▶ [MATERIAL SUPPLIED]
>> start
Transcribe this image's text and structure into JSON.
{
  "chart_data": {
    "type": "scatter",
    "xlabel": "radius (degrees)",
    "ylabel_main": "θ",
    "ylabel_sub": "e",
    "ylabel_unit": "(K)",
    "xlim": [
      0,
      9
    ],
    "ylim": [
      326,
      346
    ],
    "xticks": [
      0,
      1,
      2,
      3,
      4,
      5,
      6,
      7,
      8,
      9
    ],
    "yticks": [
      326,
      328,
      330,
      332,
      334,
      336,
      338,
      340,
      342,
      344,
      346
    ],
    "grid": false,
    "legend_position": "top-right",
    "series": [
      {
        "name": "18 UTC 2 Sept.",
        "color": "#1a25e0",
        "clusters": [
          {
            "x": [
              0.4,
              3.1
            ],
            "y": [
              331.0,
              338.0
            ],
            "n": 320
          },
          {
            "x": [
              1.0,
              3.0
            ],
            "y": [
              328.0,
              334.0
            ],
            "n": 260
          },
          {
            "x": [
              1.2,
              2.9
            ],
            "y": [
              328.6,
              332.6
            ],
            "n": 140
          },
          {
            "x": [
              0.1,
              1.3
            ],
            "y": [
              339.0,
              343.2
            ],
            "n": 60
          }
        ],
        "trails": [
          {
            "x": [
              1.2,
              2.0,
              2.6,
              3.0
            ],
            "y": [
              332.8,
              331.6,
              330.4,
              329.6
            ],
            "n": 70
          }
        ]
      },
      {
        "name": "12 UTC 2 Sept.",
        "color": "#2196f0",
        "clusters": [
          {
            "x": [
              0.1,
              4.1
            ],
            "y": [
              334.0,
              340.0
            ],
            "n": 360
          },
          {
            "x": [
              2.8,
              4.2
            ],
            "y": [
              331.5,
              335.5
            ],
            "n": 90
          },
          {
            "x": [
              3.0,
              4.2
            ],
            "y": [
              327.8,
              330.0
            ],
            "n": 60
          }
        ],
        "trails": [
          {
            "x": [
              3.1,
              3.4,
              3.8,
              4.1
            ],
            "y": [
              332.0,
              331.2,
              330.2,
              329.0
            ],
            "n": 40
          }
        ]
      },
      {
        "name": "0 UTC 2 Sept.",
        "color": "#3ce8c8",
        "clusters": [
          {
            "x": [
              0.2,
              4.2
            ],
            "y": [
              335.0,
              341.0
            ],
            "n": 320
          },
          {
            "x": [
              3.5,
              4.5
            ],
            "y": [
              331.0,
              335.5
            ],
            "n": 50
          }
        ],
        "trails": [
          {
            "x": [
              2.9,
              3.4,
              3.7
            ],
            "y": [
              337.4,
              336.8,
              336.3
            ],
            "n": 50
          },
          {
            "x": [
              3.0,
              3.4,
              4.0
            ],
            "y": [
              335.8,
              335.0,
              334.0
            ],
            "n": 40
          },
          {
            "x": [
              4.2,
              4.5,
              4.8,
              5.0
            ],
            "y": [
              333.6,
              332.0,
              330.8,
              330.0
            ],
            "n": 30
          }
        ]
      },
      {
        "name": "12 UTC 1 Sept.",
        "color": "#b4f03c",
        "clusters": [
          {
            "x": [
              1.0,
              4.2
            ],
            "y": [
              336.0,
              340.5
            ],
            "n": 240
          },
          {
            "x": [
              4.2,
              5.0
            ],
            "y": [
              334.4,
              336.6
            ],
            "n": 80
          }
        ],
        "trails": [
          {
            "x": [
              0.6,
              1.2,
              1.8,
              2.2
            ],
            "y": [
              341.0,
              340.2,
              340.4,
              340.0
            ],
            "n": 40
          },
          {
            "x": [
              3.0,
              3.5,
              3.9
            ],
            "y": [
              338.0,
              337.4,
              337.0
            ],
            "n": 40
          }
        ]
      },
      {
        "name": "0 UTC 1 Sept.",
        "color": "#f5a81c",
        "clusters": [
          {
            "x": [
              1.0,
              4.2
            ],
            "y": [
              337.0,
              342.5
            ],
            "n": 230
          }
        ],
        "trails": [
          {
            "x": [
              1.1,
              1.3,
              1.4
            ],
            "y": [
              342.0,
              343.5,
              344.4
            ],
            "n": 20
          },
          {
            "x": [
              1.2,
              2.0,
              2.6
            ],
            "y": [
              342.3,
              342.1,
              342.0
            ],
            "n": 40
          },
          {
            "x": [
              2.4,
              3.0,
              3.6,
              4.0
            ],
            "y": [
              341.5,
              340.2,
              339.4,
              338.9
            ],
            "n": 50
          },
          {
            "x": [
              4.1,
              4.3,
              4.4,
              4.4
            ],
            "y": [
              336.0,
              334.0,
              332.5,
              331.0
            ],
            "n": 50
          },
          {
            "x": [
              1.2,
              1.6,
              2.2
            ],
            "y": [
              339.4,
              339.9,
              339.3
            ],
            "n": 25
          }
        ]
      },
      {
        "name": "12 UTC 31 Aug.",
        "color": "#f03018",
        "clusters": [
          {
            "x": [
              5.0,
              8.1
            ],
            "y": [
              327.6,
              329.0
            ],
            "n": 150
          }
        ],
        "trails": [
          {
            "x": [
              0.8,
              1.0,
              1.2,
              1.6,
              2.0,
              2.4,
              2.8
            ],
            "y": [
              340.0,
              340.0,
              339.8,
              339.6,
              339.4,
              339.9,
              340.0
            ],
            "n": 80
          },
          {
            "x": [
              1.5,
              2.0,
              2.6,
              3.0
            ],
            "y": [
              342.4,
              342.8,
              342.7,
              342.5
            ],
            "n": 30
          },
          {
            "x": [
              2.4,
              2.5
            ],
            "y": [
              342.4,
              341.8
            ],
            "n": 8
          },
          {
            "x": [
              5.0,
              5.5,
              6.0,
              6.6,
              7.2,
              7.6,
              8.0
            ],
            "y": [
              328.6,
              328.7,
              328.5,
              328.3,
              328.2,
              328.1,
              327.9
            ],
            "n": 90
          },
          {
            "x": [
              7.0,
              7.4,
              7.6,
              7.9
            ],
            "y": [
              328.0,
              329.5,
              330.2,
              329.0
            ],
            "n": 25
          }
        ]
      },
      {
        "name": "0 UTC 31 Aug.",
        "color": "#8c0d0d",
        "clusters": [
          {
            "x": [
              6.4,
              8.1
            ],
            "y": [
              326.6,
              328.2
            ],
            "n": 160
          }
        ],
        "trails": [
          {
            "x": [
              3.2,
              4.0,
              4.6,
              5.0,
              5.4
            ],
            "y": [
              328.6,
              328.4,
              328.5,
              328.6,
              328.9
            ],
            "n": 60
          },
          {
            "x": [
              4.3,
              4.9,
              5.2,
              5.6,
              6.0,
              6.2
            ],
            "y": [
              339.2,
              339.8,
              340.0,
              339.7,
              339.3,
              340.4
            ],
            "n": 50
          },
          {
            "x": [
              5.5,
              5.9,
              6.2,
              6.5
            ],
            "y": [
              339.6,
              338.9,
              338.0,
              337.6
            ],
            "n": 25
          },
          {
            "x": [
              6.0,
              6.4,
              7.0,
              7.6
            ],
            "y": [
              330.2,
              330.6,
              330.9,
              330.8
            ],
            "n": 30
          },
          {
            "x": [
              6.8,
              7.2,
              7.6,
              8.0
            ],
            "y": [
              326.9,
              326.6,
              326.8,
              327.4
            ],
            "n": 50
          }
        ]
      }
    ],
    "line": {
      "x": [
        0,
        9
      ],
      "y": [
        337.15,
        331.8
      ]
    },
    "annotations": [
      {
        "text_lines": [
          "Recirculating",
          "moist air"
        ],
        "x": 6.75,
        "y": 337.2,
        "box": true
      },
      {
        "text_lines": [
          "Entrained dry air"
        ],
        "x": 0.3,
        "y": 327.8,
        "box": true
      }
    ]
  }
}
>> end
▶ [WHAT IS BEING ASKED] Select the lines from the entries that include the word "color".

▶ [RESPONSE TO THIS EXERCISE]
        "color": "#1a25e0",
        "color": "#2196f0",
        "color": "#3ce8c8",
        "color": "#b4f03c",
        "color": "#f5a81c",
        "color": "#f03018",
        "color": "#8c0d0d",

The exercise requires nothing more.